++++ Listed entries ++++

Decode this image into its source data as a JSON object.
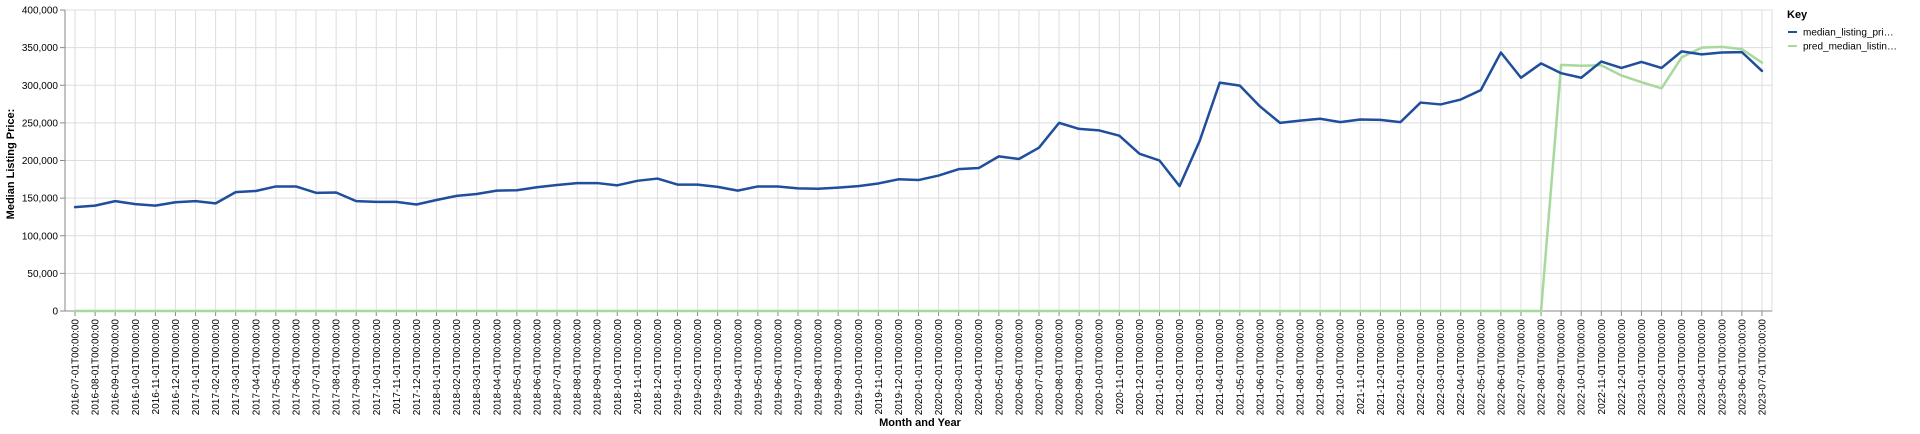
{
  "chart_data": {
    "type": "line",
    "xlabel": "Month and Year",
    "ylabel": "Median Listing Price:",
    "ylim": [
      0,
      400000
    ],
    "y_ticks": [
      "0",
      "50,000",
      "100,000",
      "150,000",
      "200,000",
      "250,000",
      "300,000",
      "350,000",
      "400,000"
    ],
    "grid": true,
    "legend": {
      "title": "Key",
      "position": "right",
      "entries": [
        "median_listing_pri…",
        "pred_median_listin…"
      ]
    },
    "x": [
      "2016-07-01T00:00:00",
      "2016-08-01T00:00:00",
      "2016-09-01T00:00:00",
      "2016-10-01T00:00:00",
      "2016-11-01T00:00:00",
      "2016-12-01T00:00:00",
      "2017-01-01T00:00:00",
      "2017-02-01T00:00:00",
      "2017-03-01T00:00:00",
      "2017-04-01T00:00:00",
      "2017-05-01T00:00:00",
      "2017-06-01T00:00:00",
      "2017-07-01T00:00:00",
      "2017-08-01T00:00:00",
      "2017-09-01T00:00:00",
      "2017-10-01T00:00:00",
      "2017-11-01T00:00:00",
      "2017-12-01T00:00:00",
      "2018-01-01T00:00:00",
      "2018-02-01T00:00:00",
      "2018-03-01T00:00:00",
      "2018-04-01T00:00:00",
      "2018-05-01T00:00:00",
      "2018-06-01T00:00:00",
      "2018-07-01T00:00:00",
      "2018-08-01T00:00:00",
      "2018-09-01T00:00:00",
      "2018-10-01T00:00:00",
      "2018-11-01T00:00:00",
      "2018-12-01T00:00:00",
      "2019-01-01T00:00:00",
      "2019-02-01T00:00:00",
      "2019-03-01T00:00:00",
      "2019-04-01T00:00:00",
      "2019-05-01T00:00:00",
      "2019-06-01T00:00:00",
      "2019-07-01T00:00:00",
      "2019-08-01T00:00:00",
      "2019-09-01T00:00:00",
      "2019-10-01T00:00:00",
      "2019-11-01T00:00:00",
      "2019-12-01T00:00:00",
      "2020-01-01T00:00:00",
      "2020-02-01T00:00:00",
      "2020-03-01T00:00:00",
      "2020-04-01T00:00:00",
      "2020-05-01T00:00:00",
      "2020-06-01T00:00:00",
      "2020-07-01T00:00:00",
      "2020-08-01T00:00:00",
      "2020-09-01T00:00:00",
      "2020-10-01T00:00:00",
      "2020-11-01T00:00:00",
      "2020-12-01T00:00:00",
      "2021-01-01T00:00:00",
      "2021-02-01T00:00:00",
      "2021-03-01T00:00:00",
      "2021-04-01T00:00:00",
      "2021-05-01T00:00:00",
      "2021-06-01T00:00:00",
      "2021-07-01T00:00:00",
      "2021-08-01T00:00:00",
      "2021-09-01T00:00:00",
      "2021-10-01T00:00:00",
      "2021-11-01T00:00:00",
      "2021-12-01T00:00:00",
      "2022-01-01T00:00:00",
      "2022-02-01T00:00:00",
      "2022-03-01T00:00:00",
      "2022-04-01T00:00:00",
      "2022-05-01T00:00:00",
      "2022-06-01T00:00:00",
      "2022-07-01T00:00:00",
      "2022-08-01T00:00:00",
      "2022-09-01T00:00:00",
      "2022-10-01T00:00:00",
      "2022-11-01T00:00:00",
      "2022-12-01T00:00:00",
      "2023-01-01T00:00:00",
      "2023-02-01T00:00:00",
      "2023-03-01T00:00:00",
      "2023-04-01T00:00:00",
      "2023-05-01T00:00:00",
      "2023-06-01T00:00:00",
      "2023-07-01T00:00:00"
    ],
    "series": [
      {
        "name": "median_listing_pri…",
        "color": "#1f4e9c",
        "values": [
          138000,
          140000,
          146000,
          142000,
          140000,
          144500,
          146000,
          143000,
          158000,
          159500,
          165500,
          165500,
          157000,
          157500,
          146000,
          145000,
          145000,
          141500,
          147500,
          153000,
          155500,
          160000,
          160500,
          164500,
          167500,
          170000,
          170000,
          167000,
          173000,
          176000,
          168000,
          168000,
          165000,
          160000,
          165500,
          165500,
          163000,
          162500,
          164000,
          166000,
          169500,
          175000,
          174000,
          180000,
          188500,
          190000,
          205500,
          202000,
          217000,
          250000,
          242000,
          240000,
          233000,
          209000,
          200000,
          166000,
          226000,
          303500,
          299500,
          272000,
          250000,
          253000,
          255500,
          251000,
          254500,
          254000,
          251000,
          277000,
          274500,
          281000,
          293500,
          343500,
          310000,
          329000,
          316000,
          310000,
          331500,
          323000,
          331000,
          323000,
          345000,
          341000,
          343500,
          344000,
          319000
        ]
      },
      {
        "name": "pred_median_listin…",
        "color": "#a8d99c",
        "values": [
          0,
          0,
          0,
          0,
          0,
          0,
          0,
          0,
          0,
          0,
          0,
          0,
          0,
          0,
          0,
          0,
          0,
          0,
          0,
          0,
          0,
          0,
          0,
          0,
          0,
          0,
          0,
          0,
          0,
          0,
          0,
          0,
          0,
          0,
          0,
          0,
          0,
          0,
          0,
          0,
          0,
          0,
          0,
          0,
          0,
          0,
          0,
          0,
          0,
          0,
          0,
          0,
          0,
          0,
          0,
          0,
          0,
          0,
          0,
          0,
          0,
          0,
          0,
          0,
          0,
          0,
          0,
          0,
          0,
          0,
          0,
          0,
          0,
          0,
          327000,
          326000,
          326500,
          313000,
          304000,
          296000,
          337000,
          350000,
          351000,
          348000,
          330000
        ]
      }
    ]
  }
}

++++

§ **Problem to work on**: Repeat the data exactly, excluding the pictures.

§ **The reply**:
Decode this image into its source data as a JSON object.
{
  "chart_data": {
    "type": "line",
    "xlabel": "Month and Year",
    "ylabel": "Median Listing Price:",
    "ylim": [
      0,
      400000
    ],
    "y_ticks": [
      "0",
      "50,000",
      "100,000",
      "150,000",
      "200,000",
      "250,000",
      "300,000",
      "350,000",
      "400,000"
    ],
    "grid": true,
    "legend": {
      "title": "Key",
      "position": "right",
      "entries": [
        "median_listing_pri…",
        "pred_median_listin…"
      ]
    },
    "x": [
      "2016-07-01T00:00:00",
      "2016-08-01T00:00:00",
      "2016-09-01T00:00:00",
      "2016-10-01T00:00:00",
      "2016-11-01T00:00:00",
      "2016-12-01T00:00:00",
      "2017-01-01T00:00:00",
      "2017-02-01T00:00:00",
      "2017-03-01T00:00:00",
      "2017-04-01T00:00:00",
      "2017-05-01T00:00:00",
      "2017-06-01T00:00:00",
      "2017-07-01T00:00:00",
      "2017-08-01T00:00:00",
      "2017-09-01T00:00:00",
      "2017-10-01T00:00:00",
      "2017-11-01T00:00:00",
      "2017-12-01T00:00:00",
      "2018-01-01T00:00:00",
      "2018-02-01T00:00:00",
      "2018-03-01T00:00:00",
      "2018-04-01T00:00:00",
      "2018-05-01T00:00:00",
      "2018-06-01T00:00:00",
      "2018-07-01T00:00:00",
      "2018-08-01T00:00:00",
      "2018-09-01T00:00:00",
      "2018-10-01T00:00:00",
      "2018-11-01T00:00:00",
      "2018-12-01T00:00:00",
      "2019-01-01T00:00:00",
      "2019-02-01T00:00:00",
      "2019-03-01T00:00:00",
      "2019-04-01T00:00:00",
      "2019-05-01T00:00:00",
      "2019-06-01T00:00:00",
      "2019-07-01T00:00:00",
      "2019-08-01T00:00:00",
      "2019-09-01T00:00:00",
      "2019-10-01T00:00:00",
      "2019-11-01T00:00:00",
      "2019-12-01T00:00:00",
      "2020-01-01T00:00:00",
      "2020-02-01T00:00:00",
      "2020-03-01T00:00:00",
      "2020-04-01T00:00:00",
      "2020-05-01T00:00:00",
      "2020-06-01T00:00:00",
      "2020-07-01T00:00:00",
      "2020-08-01T00:00:00",
      "2020-09-01T00:00:00",
      "2020-10-01T00:00:00",
      "2020-11-01T00:00:00",
      "2020-12-01T00:00:00",
      "2021-01-01T00:00:00",
      "2021-02-01T00:00:00",
      "2021-03-01T00:00:00",
      "2021-04-01T00:00:00",
      "2021-05-01T00:00:00",
      "2021-06-01T00:00:00",
      "2021-07-01T00:00:00",
      "2021-08-01T00:00:00",
      "2021-09-01T00:00:00",
      "2021-10-01T00:00:00",
      "2021-11-01T00:00:00",
      "2021-12-01T00:00:00",
      "2022-01-01T00:00:00",
      "2022-02-01T00:00:00",
      "2022-03-01T00:00:00",
      "2022-04-01T00:00:00",
      "2022-05-01T00:00:00",
      "2022-06-01T00:00:00",
      "2022-07-01T00:00:00",
      "2022-08-01T00:00:00",
      "2022-09-01T00:00:00",
      "2022-10-01T00:00:00",
      "2022-11-01T00:00:00",
      "2022-12-01T00:00:00",
      "2023-01-01T00:00:00",
      "2023-02-01T00:00:00",
      "2023-03-01T00:00:00",
      "2023-04-01T00:00:00",
      "2023-05-01T00:00:00",
      "2023-06-01T00:00:00",
      "2023-07-01T00:00:00"
    ],
    "series": [
      {
        "name": "median_listing_pri…",
        "color": "#1f4e9c",
        "values": [
          138000,
          140000,
          146000,
          142000,
          140000,
          144500,
          146000,
          143000,
          158000,
          159500,
          165500,
          165500,
          157000,
          157500,
          146000,
          145000,
          145000,
          141500,
          147500,
          153000,
          155500,
          160000,
          160500,
          164500,
          167500,
          170000,
          170000,
          167000,
          173000,
          176000,
          168000,
          168000,
          165000,
          160000,
          165500,
          165500,
          163000,
          162500,
          164000,
          166000,
          169500,
          175000,
          174000,
          180000,
          188500,
          190000,
          205500,
          202000,
          217000,
          250000,
          242000,
          240000,
          233000,
          209000,
          200000,
          166000,
          226000,
          303500,
          299500,
          272000,
          250000,
          253000,
          255500,
          251000,
          254500,
          254000,
          251000,
          277000,
          274500,
          281000,
          293500,
          343500,
          310000,
          329000,
          316000,
          310000,
          331500,
          323000,
          331000,
          323000,
          345000,
          341000,
          343500,
          344000,
          319000
        ]
      },
      {
        "name": "pred_median_listin…",
        "color": "#a8d99c",
        "values": [
          0,
          0,
          0,
          0,
          0,
          0,
          0,
          0,
          0,
          0,
          0,
          0,
          0,
          0,
          0,
          0,
          0,
          0,
          0,
          0,
          0,
          0,
          0,
          0,
          0,
          0,
          0,
          0,
          0,
          0,
          0,
          0,
          0,
          0,
          0,
          0,
          0,
          0,
          0,
          0,
          0,
          0,
          0,
          0,
          0,
          0,
          0,
          0,
          0,
          0,
          0,
          0,
          0,
          0,
          0,
          0,
          0,
          0,
          0,
          0,
          0,
          0,
          0,
          0,
          0,
          0,
          0,
          0,
          0,
          0,
          0,
          0,
          0,
          0,
          327000,
          326000,
          326500,
          313000,
          304000,
          296000,
          337000,
          350000,
          351000,
          348000,
          330000
        ]
      }
    ]
  }
}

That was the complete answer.